Provided information:
■ ■ ■
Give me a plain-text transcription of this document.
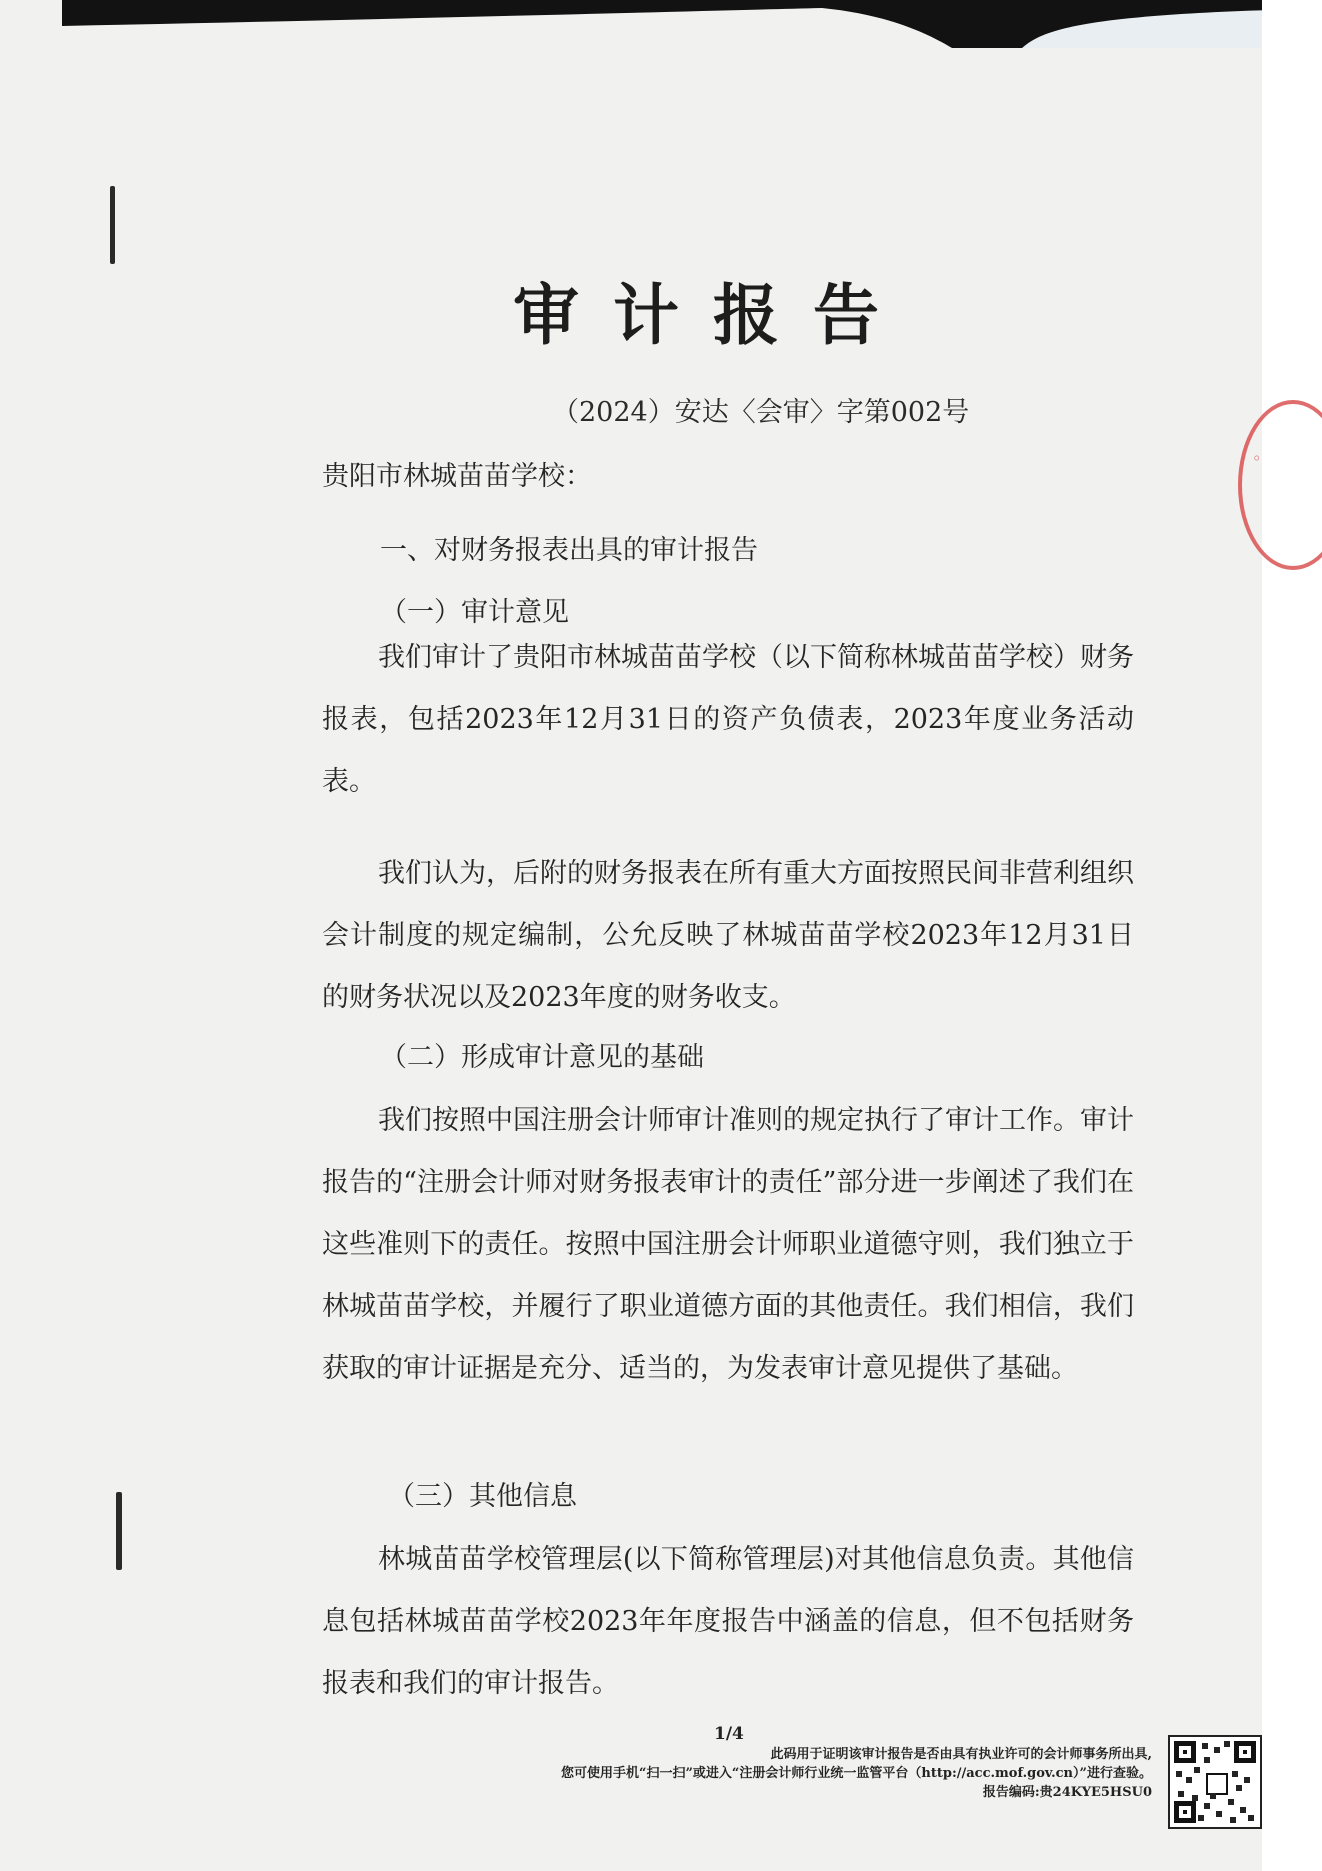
◦
审计报告
（2024）安达〈会审〉字第002号
贵阳市林城苗苗学校：
一、对财务报表出具的审计报告
（一）审计意见

我们审计了贵阳市林城苗苗学校（以下简称林城苗苗学校）财务报表，包括2023年12月31日的资产负债表，2023年度业务活动表。

我们认为，后附的财务报表在所有重大方面按照民间非营利组织会计制度的规定编制，公允反映了林城苗苗学校2023年12月31日的财务状况以及2023年度的财务收支。

（二）形成审计意见的基础

我们按照中国注册会计师审计准则的规定执行了审计工作。审计报告的“注册会计师对财务报表审计的责任”部分进一步阐述了我们在这些准则下的责任。按照中国注册会计师职业道德守则，我们独立于林城苗苗学校，并履行了职业道德方面的其他责任。我们相信，我们获取的审计证据是充分、适当的，为发表审计意见提供了基础。

（三）其他信息

林城苗苗学校管理层(以下简称管理层)对其他信息负责。其他信息包括林城苗苗学校2023年年度报告中涵盖的信息，但不包括财务报表和我们的审计报告。

1/4
此码用于证明该审计报告是否由具有执业许可的会计师事务所出具,
您可使用手机“扫一扫”或进入“注册会计师行业统一监管平台（http://acc.mof.gov.cn）”进行查验。
报告编码:贵24KYE5HSU0
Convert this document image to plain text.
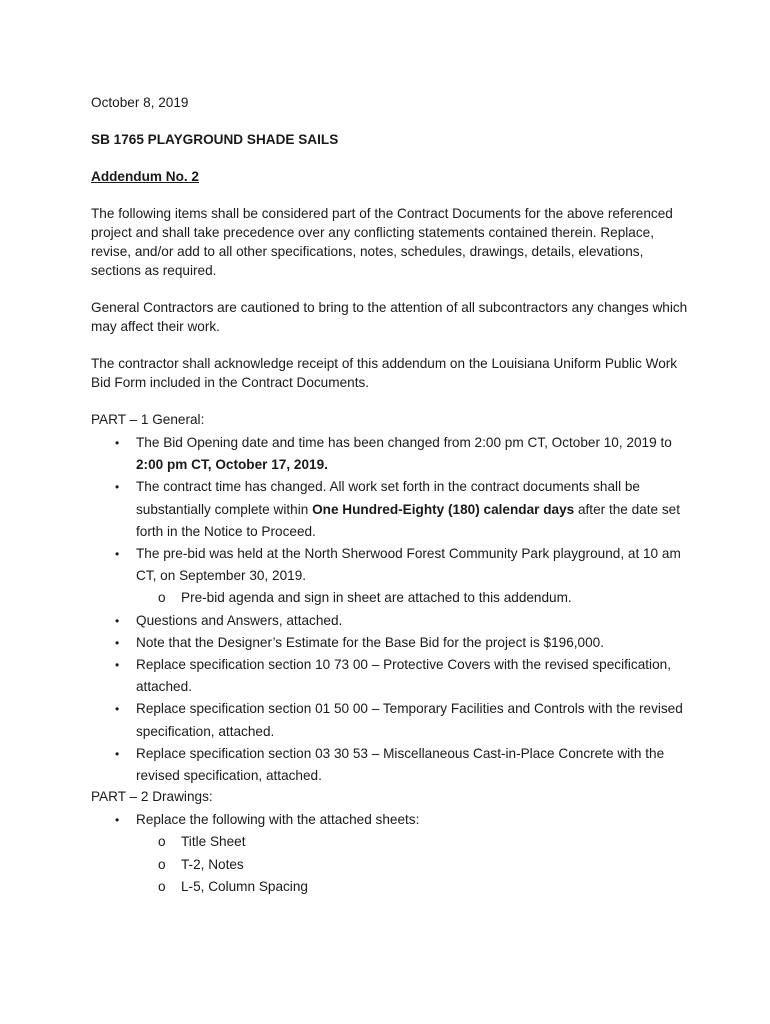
October 8, 2019

SB 1765 PLAYGROUND SHADE SAILS

Addendum No. 2

The following items shall be considered part of the Contract Documents for the above referenced project and shall take precedence over any conflicting statements contained therein. Replace, revise, and/or add to all other specifications, notes, schedules, drawings, details, elevations, sections as required.

General Contractors are cautioned to bring to the attention of all subcontractors any changes which may affect their work.

The contractor shall acknowledge receipt of this addendum on the Louisiana Uniform Public Work Bid Form included in the Contract Documents.

PART – 1 General:

• The Bid Opening date and time has been changed from 2:00 pm CT, October 10, 2019 to 2:00 pm CT, October 17, 2019.
• The contract time has changed. All work set forth in the contract documents shall be substantially complete within One Hundred-Eighty (180) calendar days after the date set forth in the Notice to Proceed.
• The pre-bid was held at the North Sherwood Forest Community Park playground, at 10 am CT, on September 30, 2019.
o Pre-bid agenda and sign in sheet are attached to this addendum.
• Questions and Answers, attached.
• Note that the Designer’s Estimate for the Base Bid for the project is $196,000.
• Replace specification section 10 73 00 – Protective Covers with the revised specification, attached.
• Replace specification section 01 50 00 – Temporary Facilities and Controls with the revised specification, attached.
• Replace specification section 03 30 53 – Miscellaneous Cast-in-Place Concrete with the revised specification, attached.

PART – 2 Drawings:

• Replace the following with the attached sheets:
o Title Sheet
o T-2, Notes
o L-5, Column Spacing
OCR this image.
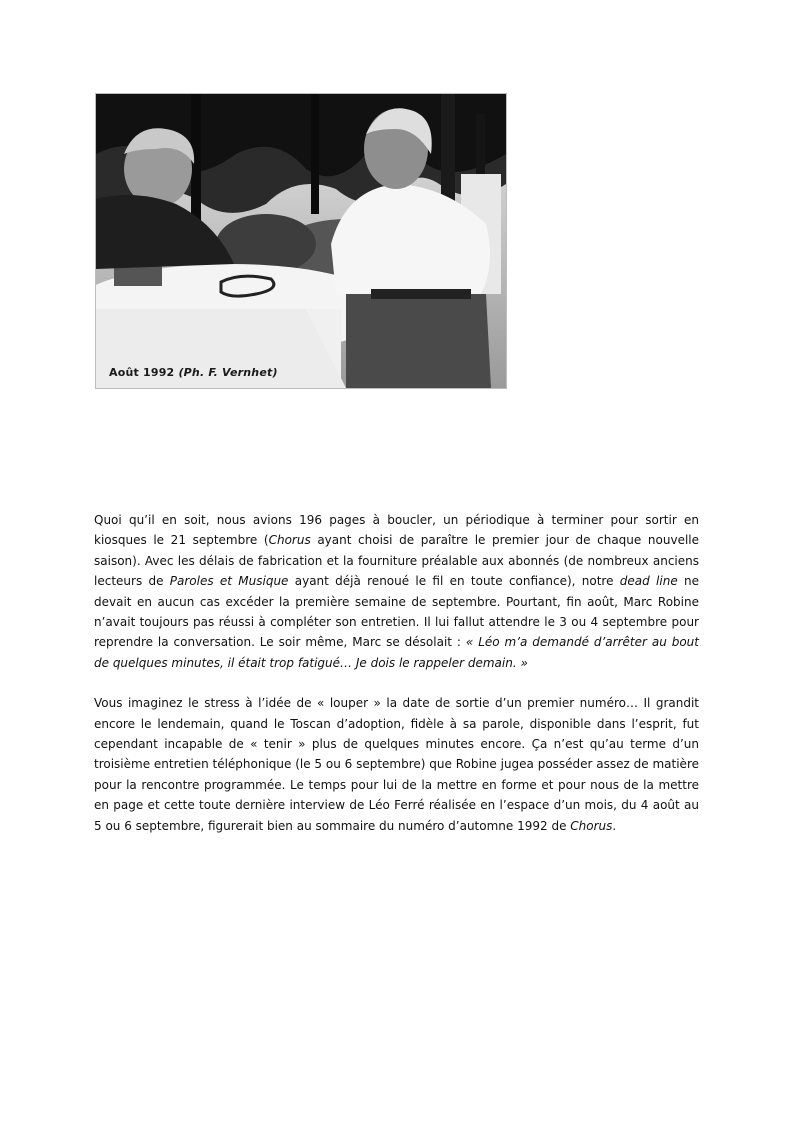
Août 1992 (Ph. F. Vernhet)

Quoi qu’il en soit, nous avions 196 pages à boucler, un périodique à terminer pour sortir en kiosques le 21 septembre (Chorus ayant choisi de paraître le premier jour de chaque nouvelle saison). Avec les délais de fabrication et la fourniture préalable aux abonnés (de nombreux anciens lecteurs de Paroles et Musique ayant déjà renoué le fil en toute confiance), notre dead line ne devait en aucun cas excéder la première semaine de septembre. Pourtant, fin août, Marc Robine n’avait toujours pas réussi à compléter son entretien. Il lui fallut attendre le 3 ou 4 septembre pour reprendre la conversation. Le soir même, Marc se désolait : « Léo m’a demandé d’arrêter au bout de quelques minutes, il était trop fatigué… Je dois le rappeler demain. »

Vous imaginez le stress à l’idée de « louper » la date de sortie d’un premier numéro… Il grandit encore le lendemain, quand le Toscan d’adoption, fidèle à sa parole, disponible dans l’esprit, fut cependant incapable de « tenir » plus de quelques minutes encore. Ça n’est qu’au terme d’un troisième entretien téléphonique (le 5 ou 6 septembre) que Robine jugea posséder assez de matière pour la rencontre programmée. Le temps pour lui de la mettre en forme et pour nous de la mettre en page et cette toute dernière interview de Léo Ferré réalisée en l’espace d’un mois, du 4 août au 5 ou 6 septembre, figurerait bien au sommaire du numéro d’automne 1992 de Chorus.
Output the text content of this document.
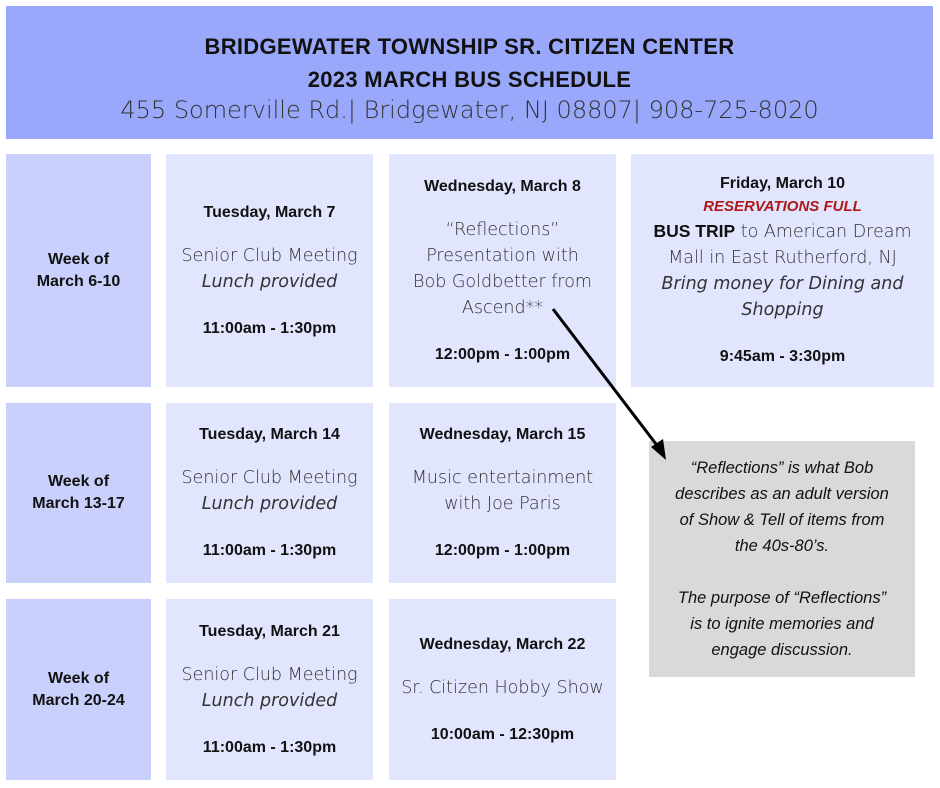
BRIDGEWATER TOWNSHIP SR. CITIZEN CENTER
2023 MARCH BUS SCHEDULE
455 Somerville Rd.| Bridgewater, NJ 08807| 908-725-8020
Week of
March 6-10
Tuesday, March 7
Senior Club Meeting
Lunch provided
11:00am - 1:30pm
Wednesday, March 8
“Reflections”
Presentation with
Bob Goldbetter from
Ascend**
12:00pm - 1:00pm
Friday, March 10
RESERVATIONS FULL
BUS TRIP to American Dream
Mall in East Rutherford, NJ
Bring money for Dining and
Shopping
9:45am - 3:30pm
Week of
March 13-17
Tuesday, March 14
Senior Club Meeting
Lunch provided
11:00am - 1:30pm
Wednesday, March 15
Music entertainment
with Joe Paris
12:00pm - 1:00pm
Week of
March 20-24
Tuesday, March 21
Senior Club Meeting
Lunch provided
11:00am - 1:30pm
Wednesday, March 22
Sr. Citizen Hobby Show
10:00am - 12:30pm
“Reflections” is what Bob
describes as an adult version
of Show & Tell of items from
the 40s-80’s.
The purpose of “Reflections”
is to ignite memories and
engage discussion.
■ ■ ■
Instructions to follow: Find how many lines of the entries contain "revised". Respond with the number only.

Written answer: 3